**やること**:
a – サホライドについての本文の中で、「最近、子供の虫歯について」で始まる段落を、大事な内容を残したまま、もっと短く書き直してください。
b – サホライドについての本文を、最後の文のあとから書き足してください。

Q:サホライドについて

 最近、子供の虫歯についての処置、特にサホライドについての質問が何件か続いてあったので
ここでちょっと説明します。
 サホライドというのは、フッ化ジアミン銀というものでフッ素イオンと銀イオンが含まれております。
その銀イオンが虫歯の部分に吸着して虫歯の進行を送らせる効果があります。
 その方法としては、まず虫歯になっている歯にサホライドを塗ります。効果をより早く確実に出すために
その上から光を照射したり、レーザーをあてる事もあります。初回の治療はこれだけです。
その後家庭では良く歯磨きをしていただきます。この歯磨きが成否の分かれ道となりますのでしっかりと
行なう様にしてください。次ぎに1〜3ヶ月くらいで2度目の治療を行ないます。その時は、虫歯の
黒く変色し硬くなった部分を器具で取り除き、また新たにサホライドを塗布します。このときにただ薬を
上塗りするだけでは、あまり効果は無いようです。これを何度か繰り返していき、虫歯の進み方を遅らせる
わけですが、このサホライドには欠点もあります。

**情報**:
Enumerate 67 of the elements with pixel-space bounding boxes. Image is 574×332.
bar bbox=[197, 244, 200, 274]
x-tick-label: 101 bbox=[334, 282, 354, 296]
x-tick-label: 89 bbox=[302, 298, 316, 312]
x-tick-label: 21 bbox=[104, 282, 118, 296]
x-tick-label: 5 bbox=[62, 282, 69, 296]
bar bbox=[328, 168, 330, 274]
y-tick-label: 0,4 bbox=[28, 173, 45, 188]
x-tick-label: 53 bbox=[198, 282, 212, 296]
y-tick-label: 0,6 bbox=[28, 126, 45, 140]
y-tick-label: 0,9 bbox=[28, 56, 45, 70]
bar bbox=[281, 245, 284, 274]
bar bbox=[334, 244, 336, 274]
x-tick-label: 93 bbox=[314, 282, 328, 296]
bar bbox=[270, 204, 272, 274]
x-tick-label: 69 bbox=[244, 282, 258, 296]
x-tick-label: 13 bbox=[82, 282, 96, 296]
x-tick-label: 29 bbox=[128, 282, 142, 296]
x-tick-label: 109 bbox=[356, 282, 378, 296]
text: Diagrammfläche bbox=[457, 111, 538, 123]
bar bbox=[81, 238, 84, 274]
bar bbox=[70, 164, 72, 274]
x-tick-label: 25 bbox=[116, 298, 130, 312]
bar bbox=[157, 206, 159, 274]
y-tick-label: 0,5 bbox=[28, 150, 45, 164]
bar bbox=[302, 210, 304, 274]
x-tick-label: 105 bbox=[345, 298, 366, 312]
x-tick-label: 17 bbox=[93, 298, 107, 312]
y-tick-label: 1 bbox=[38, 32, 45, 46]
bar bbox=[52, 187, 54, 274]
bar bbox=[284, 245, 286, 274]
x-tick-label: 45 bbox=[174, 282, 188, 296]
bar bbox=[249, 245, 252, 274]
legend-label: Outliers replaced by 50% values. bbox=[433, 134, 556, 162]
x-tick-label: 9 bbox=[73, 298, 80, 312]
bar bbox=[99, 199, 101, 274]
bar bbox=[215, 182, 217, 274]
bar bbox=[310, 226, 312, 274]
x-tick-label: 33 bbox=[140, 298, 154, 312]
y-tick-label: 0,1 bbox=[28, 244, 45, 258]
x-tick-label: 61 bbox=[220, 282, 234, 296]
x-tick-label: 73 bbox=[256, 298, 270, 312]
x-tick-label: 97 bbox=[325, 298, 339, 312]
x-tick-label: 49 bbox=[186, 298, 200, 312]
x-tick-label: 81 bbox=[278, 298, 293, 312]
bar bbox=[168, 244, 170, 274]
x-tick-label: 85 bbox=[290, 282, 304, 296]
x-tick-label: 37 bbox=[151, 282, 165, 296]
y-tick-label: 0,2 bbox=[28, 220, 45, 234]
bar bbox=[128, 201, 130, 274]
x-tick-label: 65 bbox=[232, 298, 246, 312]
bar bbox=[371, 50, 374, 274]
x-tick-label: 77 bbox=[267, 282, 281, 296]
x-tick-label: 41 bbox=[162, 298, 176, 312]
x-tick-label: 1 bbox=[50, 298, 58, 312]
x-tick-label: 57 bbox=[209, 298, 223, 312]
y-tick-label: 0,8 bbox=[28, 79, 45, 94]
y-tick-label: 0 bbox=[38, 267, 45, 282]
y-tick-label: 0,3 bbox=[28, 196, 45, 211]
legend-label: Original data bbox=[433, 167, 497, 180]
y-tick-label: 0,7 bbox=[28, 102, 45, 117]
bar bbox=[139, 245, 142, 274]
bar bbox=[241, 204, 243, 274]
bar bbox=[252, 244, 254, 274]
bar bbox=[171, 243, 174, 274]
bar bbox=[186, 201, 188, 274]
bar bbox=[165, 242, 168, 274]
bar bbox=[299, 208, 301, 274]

**答え**:
a – 子供の虫歯の処置、特にサホライドについての質問が続いたので、ここで説明します。

b –
 その欠点の一番大きな物は、歯が黒く変色してしまうという事です。このために、現在では
使用しない歯科医が増えてきました。実際アメリカやヨーロッパではほとんど使用される事はありません。
当医院でも殆ど使用しておらず、2歳以下の虫歯であるとか、治療のたびに号泣してどうしても手がつけられない場合の
最後の手段として使用する程度です。(2歳児でも回数をかけて少しづつ歯医者になれていくようにすれば
根本的な治療が可能な場合も多いです。)
 
またこの薬と混同して、『フッ素は塗りたいけど、フッ素を塗ると歯が黒くなるから…』という方がおられますが
虫歯予防のためのフッ素と虫歯の進行遅延のためのサホライドは全くの別物です。
フッ素を塗って歯に色がつく事はありませんのでご安心下さい。